### Task data
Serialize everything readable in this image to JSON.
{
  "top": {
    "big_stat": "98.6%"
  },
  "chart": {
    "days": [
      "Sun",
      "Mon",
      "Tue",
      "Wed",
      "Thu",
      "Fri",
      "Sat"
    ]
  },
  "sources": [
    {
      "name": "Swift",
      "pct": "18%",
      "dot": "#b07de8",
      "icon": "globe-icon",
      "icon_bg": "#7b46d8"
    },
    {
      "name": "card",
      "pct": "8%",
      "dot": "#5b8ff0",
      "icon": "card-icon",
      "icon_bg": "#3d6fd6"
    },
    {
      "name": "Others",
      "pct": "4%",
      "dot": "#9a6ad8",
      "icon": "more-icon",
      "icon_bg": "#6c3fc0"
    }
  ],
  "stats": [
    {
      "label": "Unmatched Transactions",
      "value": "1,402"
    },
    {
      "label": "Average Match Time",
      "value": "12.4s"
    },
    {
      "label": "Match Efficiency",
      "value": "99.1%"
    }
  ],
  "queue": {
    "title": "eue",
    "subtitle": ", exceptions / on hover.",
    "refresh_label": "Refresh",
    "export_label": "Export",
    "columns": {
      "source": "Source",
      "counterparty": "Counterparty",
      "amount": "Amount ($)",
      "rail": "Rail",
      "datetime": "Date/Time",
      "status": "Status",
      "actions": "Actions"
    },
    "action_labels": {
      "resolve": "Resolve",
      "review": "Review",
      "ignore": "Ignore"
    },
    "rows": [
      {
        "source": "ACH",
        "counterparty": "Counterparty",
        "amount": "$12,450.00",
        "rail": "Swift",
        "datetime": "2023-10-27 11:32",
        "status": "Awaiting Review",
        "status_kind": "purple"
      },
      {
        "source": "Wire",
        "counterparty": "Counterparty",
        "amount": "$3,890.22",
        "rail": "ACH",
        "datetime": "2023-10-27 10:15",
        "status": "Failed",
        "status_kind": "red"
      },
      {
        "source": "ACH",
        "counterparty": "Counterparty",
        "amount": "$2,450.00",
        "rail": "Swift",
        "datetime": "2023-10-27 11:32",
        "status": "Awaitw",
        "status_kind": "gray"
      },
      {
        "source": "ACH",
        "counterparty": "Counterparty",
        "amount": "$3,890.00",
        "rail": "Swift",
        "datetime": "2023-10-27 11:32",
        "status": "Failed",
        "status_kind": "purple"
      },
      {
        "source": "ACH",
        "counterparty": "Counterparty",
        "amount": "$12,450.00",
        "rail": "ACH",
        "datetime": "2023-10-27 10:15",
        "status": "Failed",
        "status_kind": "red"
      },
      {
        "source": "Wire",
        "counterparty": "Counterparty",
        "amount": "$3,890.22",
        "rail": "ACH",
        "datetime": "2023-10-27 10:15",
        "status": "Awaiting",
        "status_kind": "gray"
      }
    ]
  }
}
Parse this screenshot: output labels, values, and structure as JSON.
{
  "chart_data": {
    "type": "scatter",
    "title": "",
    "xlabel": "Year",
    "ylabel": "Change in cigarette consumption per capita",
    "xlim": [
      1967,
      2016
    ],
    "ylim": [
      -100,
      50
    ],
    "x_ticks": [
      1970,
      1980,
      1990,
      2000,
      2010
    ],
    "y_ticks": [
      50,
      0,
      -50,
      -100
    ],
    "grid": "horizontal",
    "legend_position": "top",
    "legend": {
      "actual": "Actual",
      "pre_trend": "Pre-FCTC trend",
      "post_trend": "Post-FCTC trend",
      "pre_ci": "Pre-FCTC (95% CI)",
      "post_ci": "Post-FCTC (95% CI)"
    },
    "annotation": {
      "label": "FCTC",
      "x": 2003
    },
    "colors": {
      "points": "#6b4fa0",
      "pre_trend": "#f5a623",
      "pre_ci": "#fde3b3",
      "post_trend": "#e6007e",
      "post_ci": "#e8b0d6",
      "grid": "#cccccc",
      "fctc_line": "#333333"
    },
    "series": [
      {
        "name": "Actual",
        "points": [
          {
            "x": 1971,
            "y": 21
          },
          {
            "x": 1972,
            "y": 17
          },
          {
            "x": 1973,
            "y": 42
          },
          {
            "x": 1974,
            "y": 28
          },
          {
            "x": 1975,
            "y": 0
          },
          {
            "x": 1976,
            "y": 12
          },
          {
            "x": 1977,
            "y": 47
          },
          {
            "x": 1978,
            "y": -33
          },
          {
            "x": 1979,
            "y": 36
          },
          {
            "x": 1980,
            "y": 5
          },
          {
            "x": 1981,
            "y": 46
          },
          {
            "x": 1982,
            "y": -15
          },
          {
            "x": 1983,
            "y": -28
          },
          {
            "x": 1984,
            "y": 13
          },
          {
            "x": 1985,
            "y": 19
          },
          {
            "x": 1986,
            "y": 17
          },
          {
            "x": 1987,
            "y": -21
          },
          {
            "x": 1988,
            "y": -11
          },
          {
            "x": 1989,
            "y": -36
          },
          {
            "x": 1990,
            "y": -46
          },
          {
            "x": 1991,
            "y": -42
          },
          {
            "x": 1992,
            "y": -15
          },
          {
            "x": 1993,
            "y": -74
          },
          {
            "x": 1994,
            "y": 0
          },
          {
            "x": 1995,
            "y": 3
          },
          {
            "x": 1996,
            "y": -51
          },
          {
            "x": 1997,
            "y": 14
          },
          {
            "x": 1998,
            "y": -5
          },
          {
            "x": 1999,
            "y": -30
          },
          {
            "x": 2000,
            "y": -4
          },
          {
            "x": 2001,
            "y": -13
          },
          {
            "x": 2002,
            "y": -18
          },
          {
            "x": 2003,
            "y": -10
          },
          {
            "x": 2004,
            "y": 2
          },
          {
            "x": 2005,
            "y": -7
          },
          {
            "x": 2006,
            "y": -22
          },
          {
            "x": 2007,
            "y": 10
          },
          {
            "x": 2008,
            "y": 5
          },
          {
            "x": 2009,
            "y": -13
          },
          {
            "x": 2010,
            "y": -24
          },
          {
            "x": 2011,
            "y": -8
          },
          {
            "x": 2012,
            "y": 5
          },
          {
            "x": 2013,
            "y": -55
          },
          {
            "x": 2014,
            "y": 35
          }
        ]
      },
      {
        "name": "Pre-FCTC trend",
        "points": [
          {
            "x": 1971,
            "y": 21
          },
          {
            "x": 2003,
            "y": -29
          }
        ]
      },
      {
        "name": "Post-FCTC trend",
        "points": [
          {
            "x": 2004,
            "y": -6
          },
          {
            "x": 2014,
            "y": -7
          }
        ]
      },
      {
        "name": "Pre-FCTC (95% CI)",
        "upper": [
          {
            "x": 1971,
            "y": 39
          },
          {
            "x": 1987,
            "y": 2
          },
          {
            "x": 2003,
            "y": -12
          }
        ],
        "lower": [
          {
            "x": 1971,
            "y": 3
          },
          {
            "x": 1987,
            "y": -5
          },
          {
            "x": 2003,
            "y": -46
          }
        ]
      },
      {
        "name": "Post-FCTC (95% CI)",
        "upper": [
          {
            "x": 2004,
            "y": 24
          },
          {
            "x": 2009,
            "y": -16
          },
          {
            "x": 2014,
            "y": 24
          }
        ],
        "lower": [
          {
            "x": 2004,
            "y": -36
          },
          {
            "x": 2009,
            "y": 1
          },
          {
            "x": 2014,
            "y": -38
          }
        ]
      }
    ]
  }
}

### Written problem
Output the records exactly, including every line.

### Completed task
Serialize everything readable in this image to JSON.
{
  "top": {
    "big_stat": "98.6%"
  },
  "chart": {
    "days": [
      "Sun",
      "Mon",
      "Tue",
      "Wed",
      "Thu",
      "Fri",
      "Sat"
    ]
  },
  "sources": [
    {
      "name": "Swift",
      "pct": "18%",
      "dot": "#b07de8",
      "icon": "globe-icon",
      "icon_bg": "#7b46d8"
    },
    {
      "name": "card",
      "pct": "8%",
      "dot": "#5b8ff0",
      "icon": "card-icon",
      "icon_bg": "#3d6fd6"
    },
    {
      "name": "Others",
      "pct": "4%",
      "dot": "#9a6ad8",
      "icon": "more-icon",
      "icon_bg": "#6c3fc0"
    }
  ],
  "stats": [
    {
      "label": "Unmatched Transactions",
      "value": "1,402"
    },
    {
      "label": "Average Match Time",
      "value": "12.4s"
    },
    {
      "label": "Match Efficiency",
      "value": "99.1%"
    }
  ],
  "queue": {
    "title": "eue",
    "subtitle": ", exceptions / on hover.",
    "refresh_label": "Refresh",
    "export_label": "Export",
    "columns": {
      "source": "Source",
      "counterparty": "Counterparty",
      "amount": "Amount ($)",
      "rail": "Rail",
      "datetime": "Date/Time",
      "status": "Status",
      "actions": "Actions"
    },
    "action_labels": {
      "resolve": "Resolve",
      "review": "Review",
      "ignore": "Ignore"
    },
    "rows": [
      {
        "source": "ACH",
        "counterparty": "Counterparty",
        "amount": "$12,450.00",
        "rail": "Swift",
        "datetime": "2023-10-27 11:32",
        "status": "Awaiting Review",
        "status_kind": "purple"
      },
      {
        "source": "Wire",
        "counterparty": "Counterparty",
        "amount": "$3,890.22",
        "rail": "ACH",
        "datetime": "2023-10-27 10:15",
        "status": "Failed",
        "status_kind": "red"
      },
      {
        "source": "ACH",
        "counterparty": "Counterparty",
        "amount": "$2,450.00",
        "rail": "Swift",
        "datetime": "2023-10-27 11:32",
        "status": "Awaitw",
        "status_kind": "gray"
      },
      {
        "source": "ACH",
        "counterparty": "Counterparty",
        "amount": "$3,890.00",
        "rail": "Swift",
        "datetime": "2023-10-27 11:32",
        "status": "Failed",
        "status_kind": "purple"
      },
      {
        "source": "ACH",
        "counterparty": "Counterparty",
        "amount": "$12,450.00",
        "rail": "ACH",
        "datetime": "2023-10-27 10:15",
        "status": "Failed",
        "status_kind": "red"
      },
      {
        "source": "Wire",
        "counterparty": "Counterparty",
        "amount": "$3,890.22",
        "rail": "ACH",
        "datetime": "2023-10-27 10:15",
        "status": "Awaiting",
        "status_kind": "gray"
      }
    ]
  }
}
Parse this screenshot: output labels, values, and structure as JSON.
{
  "chart_data": {
    "type": "scatter",
    "title": "",
    "xlabel": "Year",
    "ylabel": "Change in cigarette consumption per capita",
    "xlim": [
      1967,
      2016
    ],
    "ylim": [
      -100,
      50
    ],
    "x_ticks": [
      1970,
      1980,
      1990,
      2000,
      2010
    ],
    "y_ticks": [
      50,
      0,
      -50,
      -100
    ],
    "grid": "horizontal",
    "legend_position": "top",
    "legend": {
      "actual": "Actual",
      "pre_trend": "Pre-FCTC trend",
      "post_trend": "Post-FCTC trend",
      "pre_ci": "Pre-FCTC (95% CI)",
      "post_ci": "Post-FCTC (95% CI)"
    },
    "annotation": {
      "label": "FCTC",
      "x": 2003
    },
    "colors": {
      "points": "#6b4fa0",
      "pre_trend": "#f5a623",
      "pre_ci": "#fde3b3",
      "post_trend": "#e6007e",
      "post_ci": "#e8b0d6",
      "grid": "#cccccc",
      "fctc_line": "#333333"
    },
    "series": [
      {
        "name": "Actual",
        "points": [
          {
            "x": 1971,
            "y": 21
          },
          {
            "x": 1972,
            "y": 17
          },
          {
            "x": 1973,
            "y": 42
          },
          {
            "x": 1974,
            "y": 28
          },
          {
            "x": 1975,
            "y": 0
          },
          {
            "x": 1976,
            "y": 12
          },
          {
            "x": 1977,
            "y": 47
          },
          {
            "x": 1978,
            "y": -33
          },
          {
            "x": 1979,
            "y": 36
          },
          {
            "x": 1980,
            "y": 5
          },
          {
            "x": 1981,
            "y": 46
          },
          {
            "x": 1982,
            "y": -15
          },
          {
            "x": 1983,
            "y": -28
          },
          {
            "x": 1984,
            "y": 13
          },
          {
            "x": 1985,
            "y": 19
          },
          {
            "x": 1986,
            "y": 17
          },
          {
            "x": 1987,
            "y": -21
          },
          {
            "x": 1988,
            "y": -11
          },
          {
            "x": 1989,
            "y": -36
          },
          {
            "x": 1990,
            "y": -46
          },
          {
            "x": 1991,
            "y": -42
          },
          {
            "x": 1992,
            "y": -15
          },
          {
            "x": 1993,
            "y": -74
          },
          {
            "x": 1994,
            "y": 0
          },
          {
            "x": 1995,
            "y": 3
          },
          {
            "x": 1996,
            "y": -51
          },
          {
            "x": 1997,
            "y": 14
          },
          {
            "x": 1998,
            "y": -5
          },
          {
            "x": 1999,
            "y": -30
          },
          {
            "x": 2000,
            "y": -4
          },
          {
            "x": 2001,
            "y": -13
          },
          {
            "x": 2002,
            "y": -18
          },
          {
            "x": 2003,
            "y": -10
          },
          {
            "x": 2004,
            "y": 2
          },
          {
            "x": 2005,
            "y": -7
          },
          {
            "x": 2006,
            "y": -22
          },
          {
            "x": 2007,
            "y": 10
          },
          {
            "x": 2008,
            "y": 5
          },
          {
            "x": 2009,
            "y": -13
          },
          {
            "x": 2010,
            "y": -24
          },
          {
            "x": 2011,
            "y": -8
          },
          {
            "x": 2012,
            "y": 5
          },
          {
            "x": 2013,
            "y": -55
          },
          {
            "x": 2014,
            "y": 35
          }
        ]
      },
      {
        "name": "Pre-FCTC trend",
        "points": [
          {
            "x": 1971,
            "y": 21
          },
          {
            "x": 2003,
            "y": -29
          }
        ]
      },
      {
        "name": "Post-FCTC trend",
        "points": [
          {
            "x": 2004,
            "y": -6
          },
          {
            "x": 2014,
            "y": -7
          }
        ]
      },
      {
        "name": "Pre-FCTC (95% CI)",
        "upper": [
          {
            "x": 1971,
            "y": 39
          },
          {
            "x": 1987,
            "y": 2
          },
          {
            "x": 2003,
            "y": -12
          }
        ],
        "lower": [
          {
            "x": 1971,
            "y": 3
          },
          {
            "x": 1987,
            "y": -5
          },
          {
            "x": 2003,
            "y": -46
          }
        ]
      },
      {
        "name": "Post-FCTC (95% CI)",
        "upper": [
          {
            "x": 2004,
            "y": 24
          },
          {
            "x": 2009,
            "y": -16
          },
          {
            "x": 2014,
            "y": 24
          }
        ],
        "lower": [
          {
            "x": 2004,
            "y": -36
          },
          {
            "x": 2009,
            "y": 1
          },
          {
            "x": 2014,
            "y": -38
          }
        ]
      }
    ]
  }
}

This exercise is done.